Rewrite the rows below, changing "spectrum-line" to "spectrum-curve" throughout and keeping everything else as it is. Leave out the pictures.
* Begin Material for the task *
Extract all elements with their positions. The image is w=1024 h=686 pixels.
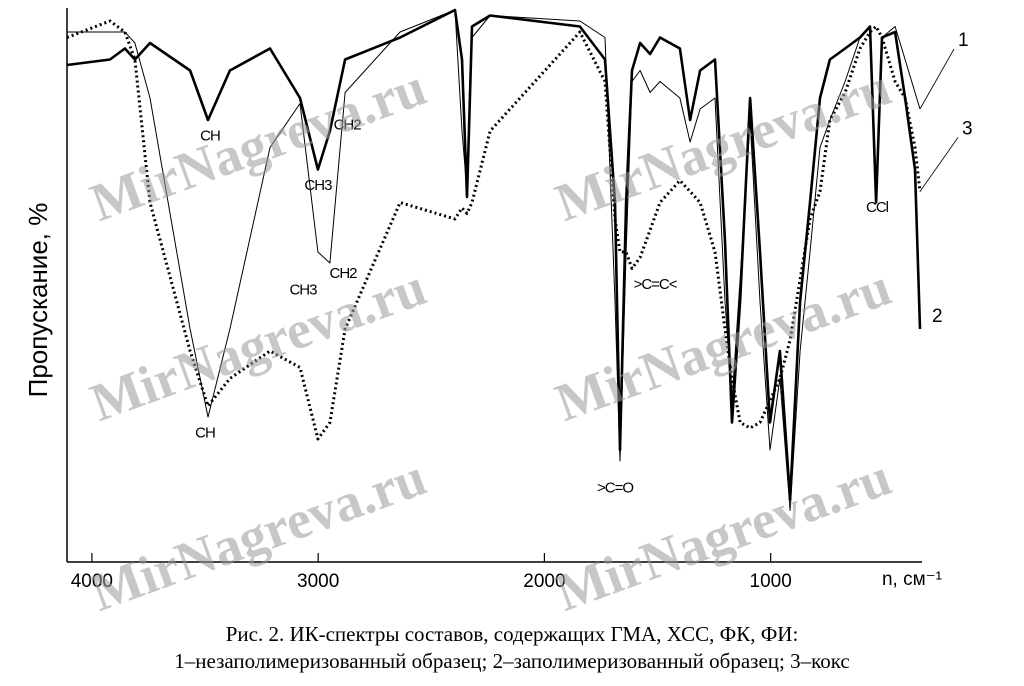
spectrum-line bbox=[66, 8, 922, 501]
x-tick-label: 2000 bbox=[523, 571, 565, 592]
watermark: MirNagreva.ru bbox=[83, 256, 434, 433]
spectrum-line bbox=[66, 19, 922, 441]
x-tick-label: 4000 bbox=[71, 571, 113, 592]
curve-label: 1 bbox=[958, 30, 969, 51]
watermark: MirNagreva.ru bbox=[83, 446, 434, 623]
x-tick-label: 1000 bbox=[750, 571, 792, 592]
annotation: CCl bbox=[866, 199, 889, 216]
annotation: CH bbox=[195, 424, 215, 441]
watermark: MirNagreva.ru bbox=[83, 56, 434, 233]
annotation: CH3 bbox=[289, 281, 317, 298]
label-leader bbox=[919, 137, 959, 192]
caption: Рис. 2. ИК-спектры составов, содержащих … bbox=[226, 622, 799, 646]
curve-label: 3 bbox=[962, 119, 973, 140]
annotation: >C=C< bbox=[634, 276, 678, 293]
annotation: CH bbox=[200, 127, 220, 144]
curve-label: 2 bbox=[932, 306, 943, 327]
label-leader bbox=[919, 48, 955, 110]
annotation: >C=O bbox=[597, 479, 633, 496]
x-tick-label: 3000 bbox=[297, 571, 339, 592]
x-axis-label: n, см⁻¹ bbox=[882, 569, 942, 590]
watermark: MirNagreva.ru bbox=[548, 256, 899, 433]
annotation: CH2 bbox=[334, 116, 362, 133]
spectrum-line bbox=[67, 9, 921, 511]
watermark: MirNagreva.ru bbox=[548, 446, 899, 623]
y-axis-label: Пропускание, % bbox=[23, 203, 53, 398]
annotation: CH3 bbox=[304, 177, 332, 194]
caption: 1–незаполимеризованный образец; 2–заполи… bbox=[174, 649, 850, 673]
annotation: CH2 bbox=[330, 265, 358, 282]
* End Material for the task *
The completed task.
Extract all elements with their positions. The image is w=1024 h=686 pixels.
spectrum-curve bbox=[66, 8, 922, 501]
x-tick-label: 2000 bbox=[523, 571, 565, 592]
watermark: MirNagreva.ru bbox=[83, 256, 434, 433]
spectrum-curve bbox=[66, 19, 922, 441]
x-tick-label: 4000 bbox=[71, 571, 113, 592]
curve-label: 1 bbox=[958, 30, 969, 51]
watermark: MirNagreva.ru bbox=[83, 446, 434, 623]
x-tick-label: 1000 bbox=[750, 571, 792, 592]
annotation: CCl bbox=[866, 199, 889, 216]
annotation: CH bbox=[195, 424, 215, 441]
watermark: MirNagreva.ru bbox=[83, 56, 434, 233]
annotation: CH3 bbox=[289, 281, 317, 298]
label-leader bbox=[919, 137, 959, 192]
caption: Рис. 2. ИК-спектры составов, содержащих … bbox=[226, 622, 799, 646]
curve-label: 3 bbox=[962, 119, 973, 140]
annotation: >C=C< bbox=[634, 276, 678, 293]
annotation: CH bbox=[200, 127, 220, 144]
curve-label: 2 bbox=[932, 306, 943, 327]
label-leader bbox=[919, 48, 955, 110]
annotation: >C=O bbox=[597, 479, 633, 496]
x-tick-label: 3000 bbox=[297, 571, 339, 592]
x-axis-label: n, см⁻¹ bbox=[882, 569, 942, 590]
watermark: MirNagreva.ru bbox=[548, 256, 899, 433]
annotation: CH2 bbox=[334, 116, 362, 133]
spectrum-curve bbox=[67, 9, 921, 511]
watermark: MirNagreva.ru bbox=[548, 446, 899, 623]
y-axis-label: Пропускание, % bbox=[23, 203, 53, 398]
annotation: CH3 bbox=[304, 177, 332, 194]
caption: 1–незаполимеризованный образец; 2–заполи… bbox=[174, 649, 850, 673]
annotation: CH2 bbox=[330, 265, 358, 282]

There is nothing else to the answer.